» WORK INSTRUCTIONS: Find every line in the records below that contains the word "title", and copy each such line.

[Records from a collection of figures]
----

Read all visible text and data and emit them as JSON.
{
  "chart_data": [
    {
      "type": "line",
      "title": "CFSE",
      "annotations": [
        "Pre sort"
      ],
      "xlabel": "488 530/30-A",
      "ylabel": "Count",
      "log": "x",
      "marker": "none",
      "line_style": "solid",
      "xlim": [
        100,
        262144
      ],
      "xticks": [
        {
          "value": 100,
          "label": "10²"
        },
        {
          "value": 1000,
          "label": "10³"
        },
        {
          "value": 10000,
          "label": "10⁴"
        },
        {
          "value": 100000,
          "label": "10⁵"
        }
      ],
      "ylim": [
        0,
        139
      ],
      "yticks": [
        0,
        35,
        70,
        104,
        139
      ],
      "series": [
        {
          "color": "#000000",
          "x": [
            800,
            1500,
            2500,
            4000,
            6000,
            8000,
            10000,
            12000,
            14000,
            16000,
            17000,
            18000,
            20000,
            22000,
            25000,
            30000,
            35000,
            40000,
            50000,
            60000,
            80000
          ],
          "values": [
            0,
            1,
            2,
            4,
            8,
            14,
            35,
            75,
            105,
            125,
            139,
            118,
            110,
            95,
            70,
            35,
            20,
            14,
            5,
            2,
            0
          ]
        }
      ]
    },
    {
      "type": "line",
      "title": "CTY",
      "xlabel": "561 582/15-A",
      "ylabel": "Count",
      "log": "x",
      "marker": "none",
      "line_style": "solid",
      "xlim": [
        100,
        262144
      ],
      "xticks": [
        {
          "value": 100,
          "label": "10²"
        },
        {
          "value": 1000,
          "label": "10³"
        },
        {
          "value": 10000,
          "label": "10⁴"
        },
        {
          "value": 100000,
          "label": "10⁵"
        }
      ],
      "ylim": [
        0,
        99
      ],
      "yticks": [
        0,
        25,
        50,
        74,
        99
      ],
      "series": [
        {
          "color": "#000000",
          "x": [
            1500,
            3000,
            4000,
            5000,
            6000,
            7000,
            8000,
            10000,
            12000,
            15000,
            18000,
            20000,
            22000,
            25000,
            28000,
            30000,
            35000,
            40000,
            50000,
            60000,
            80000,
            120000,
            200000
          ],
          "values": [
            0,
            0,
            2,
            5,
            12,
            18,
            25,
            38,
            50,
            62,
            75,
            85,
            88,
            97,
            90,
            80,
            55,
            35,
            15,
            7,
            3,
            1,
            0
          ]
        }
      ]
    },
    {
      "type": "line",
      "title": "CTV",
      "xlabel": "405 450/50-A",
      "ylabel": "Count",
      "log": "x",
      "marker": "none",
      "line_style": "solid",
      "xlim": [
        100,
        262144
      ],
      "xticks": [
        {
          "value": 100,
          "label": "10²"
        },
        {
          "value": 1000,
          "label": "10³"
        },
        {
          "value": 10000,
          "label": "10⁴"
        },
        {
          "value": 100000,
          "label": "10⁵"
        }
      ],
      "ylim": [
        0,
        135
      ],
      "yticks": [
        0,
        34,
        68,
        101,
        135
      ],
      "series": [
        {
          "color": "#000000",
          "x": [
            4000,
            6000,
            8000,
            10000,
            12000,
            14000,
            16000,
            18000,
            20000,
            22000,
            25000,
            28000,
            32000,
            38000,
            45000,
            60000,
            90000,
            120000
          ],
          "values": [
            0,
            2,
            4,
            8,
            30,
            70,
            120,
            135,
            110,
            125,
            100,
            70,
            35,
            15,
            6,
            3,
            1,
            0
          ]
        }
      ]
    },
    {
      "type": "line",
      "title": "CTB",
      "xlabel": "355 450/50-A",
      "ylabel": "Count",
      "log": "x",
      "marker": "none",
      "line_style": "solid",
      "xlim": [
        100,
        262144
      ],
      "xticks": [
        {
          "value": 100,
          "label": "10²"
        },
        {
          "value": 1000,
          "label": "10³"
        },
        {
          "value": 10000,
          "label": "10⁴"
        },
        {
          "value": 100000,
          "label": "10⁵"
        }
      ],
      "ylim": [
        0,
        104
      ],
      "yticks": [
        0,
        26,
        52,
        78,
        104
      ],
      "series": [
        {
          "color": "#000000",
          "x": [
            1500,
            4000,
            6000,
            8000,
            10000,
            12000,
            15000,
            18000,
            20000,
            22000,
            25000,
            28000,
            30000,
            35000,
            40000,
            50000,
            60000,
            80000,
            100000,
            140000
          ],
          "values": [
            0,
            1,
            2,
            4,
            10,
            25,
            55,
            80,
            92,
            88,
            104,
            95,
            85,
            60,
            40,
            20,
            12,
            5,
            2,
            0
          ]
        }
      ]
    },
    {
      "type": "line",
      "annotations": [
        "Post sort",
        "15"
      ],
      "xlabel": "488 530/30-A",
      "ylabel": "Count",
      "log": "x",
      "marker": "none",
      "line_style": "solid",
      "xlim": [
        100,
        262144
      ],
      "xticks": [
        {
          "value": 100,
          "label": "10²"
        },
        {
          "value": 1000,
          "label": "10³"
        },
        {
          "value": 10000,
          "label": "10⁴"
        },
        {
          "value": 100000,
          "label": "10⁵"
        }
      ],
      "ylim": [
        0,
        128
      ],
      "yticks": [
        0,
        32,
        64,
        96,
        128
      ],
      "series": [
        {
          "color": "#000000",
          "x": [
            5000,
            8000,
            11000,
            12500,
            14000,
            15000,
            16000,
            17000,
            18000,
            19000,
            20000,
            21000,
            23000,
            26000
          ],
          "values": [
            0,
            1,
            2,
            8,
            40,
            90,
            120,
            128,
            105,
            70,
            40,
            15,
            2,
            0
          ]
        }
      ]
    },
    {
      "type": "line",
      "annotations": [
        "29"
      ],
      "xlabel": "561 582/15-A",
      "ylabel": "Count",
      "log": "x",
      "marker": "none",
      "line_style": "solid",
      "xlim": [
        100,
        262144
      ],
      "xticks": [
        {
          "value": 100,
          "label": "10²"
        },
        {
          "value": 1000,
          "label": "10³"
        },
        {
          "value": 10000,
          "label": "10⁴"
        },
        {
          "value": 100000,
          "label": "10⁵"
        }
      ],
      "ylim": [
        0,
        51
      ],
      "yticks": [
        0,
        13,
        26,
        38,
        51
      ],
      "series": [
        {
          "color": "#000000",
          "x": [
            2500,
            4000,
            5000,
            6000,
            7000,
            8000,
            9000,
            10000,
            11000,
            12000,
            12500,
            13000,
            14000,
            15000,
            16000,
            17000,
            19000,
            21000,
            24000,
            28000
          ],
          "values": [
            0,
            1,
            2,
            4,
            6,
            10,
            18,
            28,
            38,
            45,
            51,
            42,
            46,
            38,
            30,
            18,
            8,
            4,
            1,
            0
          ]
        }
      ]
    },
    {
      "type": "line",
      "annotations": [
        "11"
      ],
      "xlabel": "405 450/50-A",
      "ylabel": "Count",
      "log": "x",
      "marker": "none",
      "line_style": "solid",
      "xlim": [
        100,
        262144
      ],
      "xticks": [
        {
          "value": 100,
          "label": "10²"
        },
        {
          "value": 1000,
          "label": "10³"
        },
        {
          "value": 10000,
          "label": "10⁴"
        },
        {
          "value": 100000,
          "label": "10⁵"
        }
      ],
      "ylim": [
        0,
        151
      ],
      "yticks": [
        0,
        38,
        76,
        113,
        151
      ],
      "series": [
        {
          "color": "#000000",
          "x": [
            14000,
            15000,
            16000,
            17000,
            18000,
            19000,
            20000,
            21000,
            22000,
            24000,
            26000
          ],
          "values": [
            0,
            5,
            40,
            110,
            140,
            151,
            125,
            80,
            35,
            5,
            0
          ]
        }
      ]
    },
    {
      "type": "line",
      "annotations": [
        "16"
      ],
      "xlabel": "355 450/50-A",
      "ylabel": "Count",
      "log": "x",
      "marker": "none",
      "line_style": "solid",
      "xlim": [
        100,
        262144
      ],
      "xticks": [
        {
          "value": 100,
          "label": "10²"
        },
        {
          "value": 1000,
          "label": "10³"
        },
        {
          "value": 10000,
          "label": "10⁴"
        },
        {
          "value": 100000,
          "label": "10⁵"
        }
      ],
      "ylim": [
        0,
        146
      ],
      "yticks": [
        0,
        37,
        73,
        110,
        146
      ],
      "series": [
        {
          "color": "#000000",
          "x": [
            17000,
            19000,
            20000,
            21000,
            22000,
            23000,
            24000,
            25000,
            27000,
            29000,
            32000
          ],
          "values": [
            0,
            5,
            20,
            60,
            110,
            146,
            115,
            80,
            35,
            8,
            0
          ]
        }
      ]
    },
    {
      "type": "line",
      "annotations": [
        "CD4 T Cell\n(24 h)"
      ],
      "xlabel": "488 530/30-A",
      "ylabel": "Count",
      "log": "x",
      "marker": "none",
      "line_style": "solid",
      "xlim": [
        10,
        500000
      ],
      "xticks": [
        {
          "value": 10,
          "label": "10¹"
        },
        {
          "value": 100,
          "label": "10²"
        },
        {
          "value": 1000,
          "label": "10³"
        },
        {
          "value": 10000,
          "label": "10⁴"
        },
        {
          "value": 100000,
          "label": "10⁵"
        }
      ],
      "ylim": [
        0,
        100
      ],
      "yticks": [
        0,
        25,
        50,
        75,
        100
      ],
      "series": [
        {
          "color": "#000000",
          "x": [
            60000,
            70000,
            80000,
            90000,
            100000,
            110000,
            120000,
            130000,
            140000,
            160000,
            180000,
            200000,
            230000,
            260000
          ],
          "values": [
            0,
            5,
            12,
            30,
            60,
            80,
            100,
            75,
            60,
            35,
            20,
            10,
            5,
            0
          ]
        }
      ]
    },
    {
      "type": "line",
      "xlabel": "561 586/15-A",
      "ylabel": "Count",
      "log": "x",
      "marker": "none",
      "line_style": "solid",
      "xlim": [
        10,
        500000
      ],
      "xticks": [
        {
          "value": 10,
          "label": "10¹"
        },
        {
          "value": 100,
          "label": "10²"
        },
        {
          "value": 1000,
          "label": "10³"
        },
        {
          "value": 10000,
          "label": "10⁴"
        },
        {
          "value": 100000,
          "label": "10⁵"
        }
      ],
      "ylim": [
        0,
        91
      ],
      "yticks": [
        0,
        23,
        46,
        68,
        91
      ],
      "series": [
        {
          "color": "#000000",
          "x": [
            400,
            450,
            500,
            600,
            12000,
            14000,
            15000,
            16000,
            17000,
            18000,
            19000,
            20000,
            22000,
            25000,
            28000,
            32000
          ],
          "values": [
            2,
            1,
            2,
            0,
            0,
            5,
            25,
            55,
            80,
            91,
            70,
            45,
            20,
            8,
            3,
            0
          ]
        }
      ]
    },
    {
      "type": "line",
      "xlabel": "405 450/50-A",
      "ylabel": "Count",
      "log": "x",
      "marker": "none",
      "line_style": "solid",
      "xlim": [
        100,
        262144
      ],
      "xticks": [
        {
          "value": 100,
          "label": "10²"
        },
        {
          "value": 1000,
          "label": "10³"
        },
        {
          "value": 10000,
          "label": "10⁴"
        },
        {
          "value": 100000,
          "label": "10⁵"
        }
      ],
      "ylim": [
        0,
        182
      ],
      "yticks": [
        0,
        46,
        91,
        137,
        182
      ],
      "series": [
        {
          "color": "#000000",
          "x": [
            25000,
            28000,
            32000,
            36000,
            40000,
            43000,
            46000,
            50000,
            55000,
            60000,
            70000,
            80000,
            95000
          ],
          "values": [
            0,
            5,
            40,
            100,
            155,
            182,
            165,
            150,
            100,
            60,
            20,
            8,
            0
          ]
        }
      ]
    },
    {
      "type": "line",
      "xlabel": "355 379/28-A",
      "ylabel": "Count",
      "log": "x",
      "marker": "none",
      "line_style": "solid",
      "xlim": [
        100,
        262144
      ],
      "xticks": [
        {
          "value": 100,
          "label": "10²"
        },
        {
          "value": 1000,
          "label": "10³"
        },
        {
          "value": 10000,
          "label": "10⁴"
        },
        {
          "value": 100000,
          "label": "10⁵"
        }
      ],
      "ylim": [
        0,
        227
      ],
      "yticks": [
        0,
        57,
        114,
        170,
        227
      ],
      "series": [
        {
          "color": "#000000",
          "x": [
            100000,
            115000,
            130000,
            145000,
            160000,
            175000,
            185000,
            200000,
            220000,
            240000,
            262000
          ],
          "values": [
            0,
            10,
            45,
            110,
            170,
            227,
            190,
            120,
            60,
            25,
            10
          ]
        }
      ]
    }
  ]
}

----

» WORKED SOLUTION:
      "title": "CFSE",
      "title": "CTY",
      "title": "CTV",
      "title": "CTB",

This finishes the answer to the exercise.